What this task involves: Leave out the pictures and copy each record below exactly.
>>
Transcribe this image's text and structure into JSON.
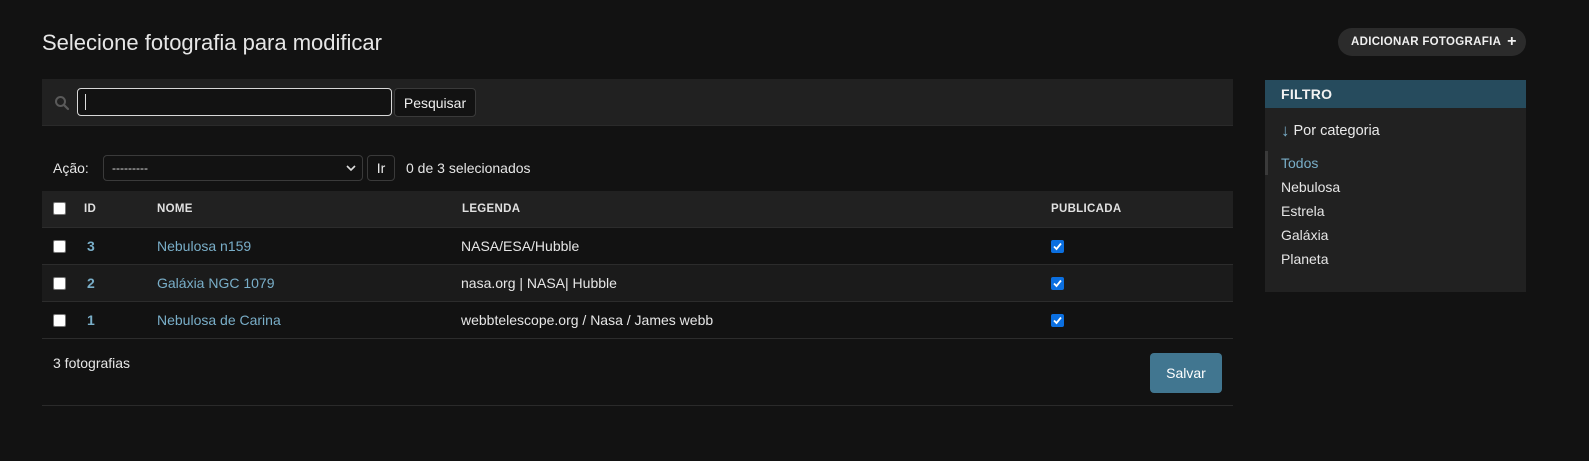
{
  "header": {
    "title": "Selecione fotografia para modificar",
    "add_button": "ADICIONAR FOTOGRAFIA",
    "add_icon": "plus-icon"
  },
  "search": {
    "value": "",
    "placeholder": "",
    "button": "Pesquisar",
    "icon": "search-icon"
  },
  "actions": {
    "label": "Ação:",
    "selected_option": "---------",
    "go_button": "Ir",
    "counter": "0 de 3 selecionados"
  },
  "table": {
    "columns": [
      "ID",
      "NOME",
      "LEGENDA",
      "PUBLICADA"
    ],
    "rows": [
      {
        "id": "3",
        "nome": "Nebulosa n159",
        "legenda": "NASA/ESA/Hubble",
        "publicada": true
      },
      {
        "id": "2",
        "nome": "Galáxia NGC 1079",
        "legenda": "nasa.org | NASA| Hubble",
        "publicada": true
      },
      {
        "id": "1",
        "nome": "Nebulosa de Carina",
        "legenda": "webbtelescope.org / Nasa / James webb",
        "publicada": true
      }
    ]
  },
  "footer": {
    "count": "3 fotografias",
    "save_button": "Salvar"
  },
  "filter": {
    "header": "FILTRO",
    "title": "Por categoria",
    "title_icon": "arrow-down-icon",
    "options": [
      "Todos",
      "Nebulosa",
      "Estrela",
      "Galáxia",
      "Planeta"
    ],
    "selected": "Todos"
  },
  "colors": {
    "background": "#121212",
    "link": "#79aec8",
    "filter_header": "#264b5d",
    "save_button": "#417690",
    "checkbox_checked": "#0b6fe0"
  }
}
<<
Exercise output:
Transcribe this image's text and structure into JSON.
{
  "header": {
    "title": "Selecione fotografia para modificar",
    "add_button": "ADICIONAR FOTOGRAFIA",
    "add_icon": "plus-icon"
  },
  "search": {
    "value": "",
    "placeholder": "",
    "button": "Pesquisar",
    "icon": "search-icon"
  },
  "actions": {
    "label": "Ação:",
    "selected_option": "---------",
    "go_button": "Ir",
    "counter": "0 de 3 selecionados"
  },
  "table": {
    "columns": [
      "ID",
      "NOME",
      "LEGENDA",
      "PUBLICADA"
    ],
    "rows": [
      {
        "id": "3",
        "nome": "Nebulosa n159",
        "legenda": "NASA/ESA/Hubble",
        "publicada": true
      },
      {
        "id": "2",
        "nome": "Galáxia NGC 1079",
        "legenda": "nasa.org | NASA| Hubble",
        "publicada": true
      },
      {
        "id": "1",
        "nome": "Nebulosa de Carina",
        "legenda": "webbtelescope.org / Nasa / James webb",
        "publicada": true
      }
    ]
  },
  "footer": {
    "count": "3 fotografias",
    "save_button": "Salvar"
  },
  "filter": {
    "header": "FILTRO",
    "title": "Por categoria",
    "title_icon": "arrow-down-icon",
    "options": [
      "Todos",
      "Nebulosa",
      "Estrela",
      "Galáxia",
      "Planeta"
    ],
    "selected": "Todos"
  },
  "colors": {
    "background": "#121212",
    "link": "#79aec8",
    "filter_header": "#264b5d",
    "save_button": "#417690",
    "checkbox_checked": "#0b6fe0"
  }
}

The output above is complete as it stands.